• [Brief] Go through the data below and copy it exactly, skipping every picture.

==== Listed entries ====

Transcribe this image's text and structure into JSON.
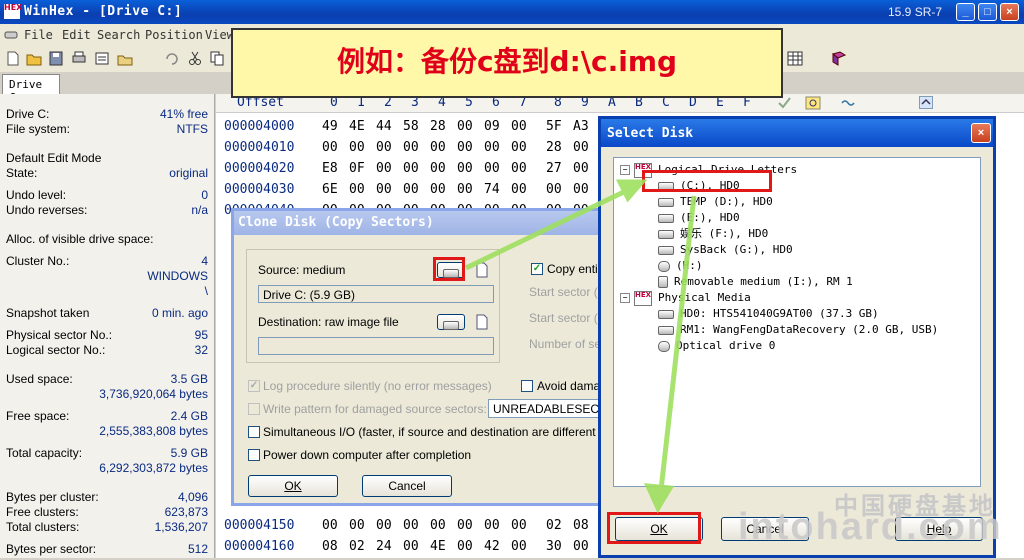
{
  "window": {
    "title": "WinHex - [Drive C:]",
    "version": "15.9 SR-7",
    "logo_text": "HEX",
    "controls": {
      "minimize": "_",
      "maximize": "□",
      "close": "×"
    }
  },
  "menu": [
    "File",
    "Edit",
    "Search",
    "Position",
    "View"
  ],
  "tab": {
    "label": "Drive C:"
  },
  "banner": {
    "text": "例如：备份c盘到d:\\c.img"
  },
  "info": {
    "drive_label": "Drive C:",
    "drive_free": "41% free",
    "fs_label": "File system:",
    "fs_value": "NTFS",
    "edit_mode_label": "Default Edit Mode",
    "state_label": "State:",
    "state_value": "original",
    "undo_level_label": "Undo level:",
    "undo_level_value": "0",
    "undo_rev_label": "Undo reverses:",
    "undo_rev_value": "n/a",
    "alloc_label": "Alloc. of visible drive space:",
    "cluster_label": "Cluster No.:",
    "cluster_value": "4",
    "cluster_path1": "WINDOWS",
    "cluster_path2": "\\",
    "snapshot_label": "Snapshot taken",
    "snapshot_value": "0 min. ago",
    "phys_label": "Physical sector No.:",
    "phys_value": "95",
    "log_label": "Logical sector No.:",
    "log_value": "32",
    "used_label": "Used space:",
    "used_value": "3.5 GB",
    "used_bytes": "3,736,920,064 bytes",
    "free_label": "Free space:",
    "free_value": "2.4 GB",
    "free_bytes": "2,555,383,808 bytes",
    "total_label": "Total capacity:",
    "total_value": "5.9 GB",
    "total_bytes": "6,292,303,872 bytes",
    "bpc_label": "Bytes per cluster:",
    "bpc_value": "4,096",
    "fc_label": "Free clusters:",
    "fc_value": "623,873",
    "tc_label": "Total clusters:",
    "tc_value": "1,536,207",
    "bps_label": "Bytes per sector:",
    "bps_value": "512"
  },
  "hex": {
    "offset_header": "Offset",
    "columns": [
      "0",
      "1",
      "2",
      "3",
      "4",
      "5",
      "6",
      "7",
      "8",
      "9",
      "A",
      "B",
      "C",
      "D",
      "E",
      "F"
    ],
    "rows": [
      {
        "offset": "000004000",
        "bytes": [
          "49",
          "4E",
          "44",
          "58",
          "28",
          "00",
          "09",
          "00",
          "",
          "5F",
          "A3"
        ]
      },
      {
        "offset": "000004010",
        "bytes": [
          "00",
          "00",
          "00",
          "00",
          "00",
          "00",
          "00",
          "00",
          "",
          "28",
          "00"
        ]
      },
      {
        "offset": "000004020",
        "bytes": [
          "E8",
          "0F",
          "00",
          "00",
          "00",
          "00",
          "00",
          "00",
          "",
          "27",
          "00"
        ]
      },
      {
        "offset": "000004030",
        "bytes": [
          "6E",
          "00",
          "00",
          "00",
          "00",
          "00",
          "74",
          "00",
          "",
          "00",
          "00"
        ]
      },
      {
        "offset": "000004040",
        "bytes": [
          "00",
          "00",
          "00",
          "00",
          "00",
          "00",
          "00",
          "00",
          "",
          "00",
          "00"
        ]
      },
      {
        "offset": "000004150",
        "bytes": [
          "00",
          "00",
          "00",
          "00",
          "00",
          "00",
          "00",
          "00",
          "",
          "02",
          "08"
        ]
      },
      {
        "offset": "000004160",
        "bytes": [
          "08",
          "02",
          "24",
          "00",
          "4E",
          "00",
          "42",
          "00",
          "",
          "30",
          "00"
        ]
      }
    ]
  },
  "clone": {
    "title": "Clone Disk (Copy Sectors)",
    "source_label": "Source: medium",
    "source_value": "Drive C: (5.9 GB)",
    "dest_label": "Destination: raw image file",
    "dest_value": "",
    "copy_entire_label": "Copy entire",
    "start_sector_src": "Start sector (so",
    "start_sector_dst": "Start sector (de",
    "num_sectors": "Number of sec",
    "log_silently": "Log procedure silently (no error messages)",
    "avoid_damage": "Avoid damag",
    "write_pattern": "Write pattern for damaged source sectors:",
    "pattern_value": "UNREADABLESECTO",
    "simultaneous": "Simultaneous I/O (faster, if source and destination are different physical",
    "power_down": "Power down computer after completion",
    "ok": "OK",
    "cancel": "Cancel"
  },
  "select": {
    "title": "Select Disk",
    "close": "×",
    "hex_icon": "HEX",
    "logical_header": "Logical Drive Letters",
    "logical": [
      "(C:), HD0",
      "TEMP (D:), HD0",
      "(E:), HD0",
      "娱乐 (F:), HD0",
      "SysBack (G:), HD0",
      "(H:)",
      "Removable medium (I:), RM 1"
    ],
    "physical_header": "Physical Media",
    "physical": [
      "HD0: HTS541040G9AT00 (37.3 GB)",
      "RM1: WangFengDataRecovery (2.0 GB, USB)",
      "Optical drive 0"
    ],
    "ok": "OK",
    "cancel": "Cancel",
    "help": "Help"
  },
  "watermark": {
    "line1": "中国硬盘基地",
    "line2": "intohard.com"
  },
  "colors": {
    "annotation_red": "#e01818",
    "arrow_green": "#9fe060",
    "banner_bg": "#fff8a8"
  }
}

====

• [Completed exercise]
Transcribe this image's text and structure into JSON.
{
  "window": {
    "title": "WinHex - [Drive C:]",
    "version": "15.9 SR-7",
    "logo_text": "HEX",
    "controls": {
      "minimize": "_",
      "maximize": "□",
      "close": "×"
    }
  },
  "menu": [
    "File",
    "Edit",
    "Search",
    "Position",
    "View"
  ],
  "tab": {
    "label": "Drive C:"
  },
  "banner": {
    "text": "例如：备份c盘到d:\\c.img"
  },
  "info": {
    "drive_label": "Drive C:",
    "drive_free": "41% free",
    "fs_label": "File system:",
    "fs_value": "NTFS",
    "edit_mode_label": "Default Edit Mode",
    "state_label": "State:",
    "state_value": "original",
    "undo_level_label": "Undo level:",
    "undo_level_value": "0",
    "undo_rev_label": "Undo reverses:",
    "undo_rev_value": "n/a",
    "alloc_label": "Alloc. of visible drive space:",
    "cluster_label": "Cluster No.:",
    "cluster_value": "4",
    "cluster_path1": "WINDOWS",
    "cluster_path2": "\\",
    "snapshot_label": "Snapshot taken",
    "snapshot_value": "0 min. ago",
    "phys_label": "Physical sector No.:",
    "phys_value": "95",
    "log_label": "Logical sector No.:",
    "log_value": "32",
    "used_label": "Used space:",
    "used_value": "3.5 GB",
    "used_bytes": "3,736,920,064 bytes",
    "free_label": "Free space:",
    "free_value": "2.4 GB",
    "free_bytes": "2,555,383,808 bytes",
    "total_label": "Total capacity:",
    "total_value": "5.9 GB",
    "total_bytes": "6,292,303,872 bytes",
    "bpc_label": "Bytes per cluster:",
    "bpc_value": "4,096",
    "fc_label": "Free clusters:",
    "fc_value": "623,873",
    "tc_label": "Total clusters:",
    "tc_value": "1,536,207",
    "bps_label": "Bytes per sector:",
    "bps_value": "512"
  },
  "hex": {
    "offset_header": "Offset",
    "columns": [
      "0",
      "1",
      "2",
      "3",
      "4",
      "5",
      "6",
      "7",
      "8",
      "9",
      "A",
      "B",
      "C",
      "D",
      "E",
      "F"
    ],
    "rows": [
      {
        "offset": "000004000",
        "bytes": [
          "49",
          "4E",
          "44",
          "58",
          "28",
          "00",
          "09",
          "00",
          "",
          "5F",
          "A3"
        ]
      },
      {
        "offset": "000004010",
        "bytes": [
          "00",
          "00",
          "00",
          "00",
          "00",
          "00",
          "00",
          "00",
          "",
          "28",
          "00"
        ]
      },
      {
        "offset": "000004020",
        "bytes": [
          "E8",
          "0F",
          "00",
          "00",
          "00",
          "00",
          "00",
          "00",
          "",
          "27",
          "00"
        ]
      },
      {
        "offset": "000004030",
        "bytes": [
          "6E",
          "00",
          "00",
          "00",
          "00",
          "00",
          "74",
          "00",
          "",
          "00",
          "00"
        ]
      },
      {
        "offset": "000004040",
        "bytes": [
          "00",
          "00",
          "00",
          "00",
          "00",
          "00",
          "00",
          "00",
          "",
          "00",
          "00"
        ]
      },
      {
        "offset": "000004150",
        "bytes": [
          "00",
          "00",
          "00",
          "00",
          "00",
          "00",
          "00",
          "00",
          "",
          "02",
          "08"
        ]
      },
      {
        "offset": "000004160",
        "bytes": [
          "08",
          "02",
          "24",
          "00",
          "4E",
          "00",
          "42",
          "00",
          "",
          "30",
          "00"
        ]
      }
    ]
  },
  "clone": {
    "title": "Clone Disk (Copy Sectors)",
    "source_label": "Source: medium",
    "source_value": "Drive C: (5.9 GB)",
    "dest_label": "Destination: raw image file",
    "dest_value": "",
    "copy_entire_label": "Copy entire",
    "start_sector_src": "Start sector (so",
    "start_sector_dst": "Start sector (de",
    "num_sectors": "Number of sec",
    "log_silently": "Log procedure silently (no error messages)",
    "avoid_damage": "Avoid damag",
    "write_pattern": "Write pattern for damaged source sectors:",
    "pattern_value": "UNREADABLESECTO",
    "simultaneous": "Simultaneous I/O (faster, if source and destination are different physical",
    "power_down": "Power down computer after completion",
    "ok": "OK",
    "cancel": "Cancel"
  },
  "select": {
    "title": "Select Disk",
    "close": "×",
    "hex_icon": "HEX",
    "logical_header": "Logical Drive Letters",
    "logical": [
      "(C:), HD0",
      "TEMP (D:), HD0",
      "(E:), HD0",
      "娱乐 (F:), HD0",
      "SysBack (G:), HD0",
      "(H:)",
      "Removable medium (I:), RM 1"
    ],
    "physical_header": "Physical Media",
    "physical": [
      "HD0: HTS541040G9AT00 (37.3 GB)",
      "RM1: WangFengDataRecovery (2.0 GB, USB)",
      "Optical drive 0"
    ],
    "ok": "OK",
    "cancel": "Cancel",
    "help": "Help"
  },
  "watermark": {
    "line1": "中国硬盘基地",
    "line2": "intohard.com"
  },
  "colors": {
    "annotation_red": "#e01818",
    "arrow_green": "#9fe060",
    "banner_bg": "#fff8a8"
  }
}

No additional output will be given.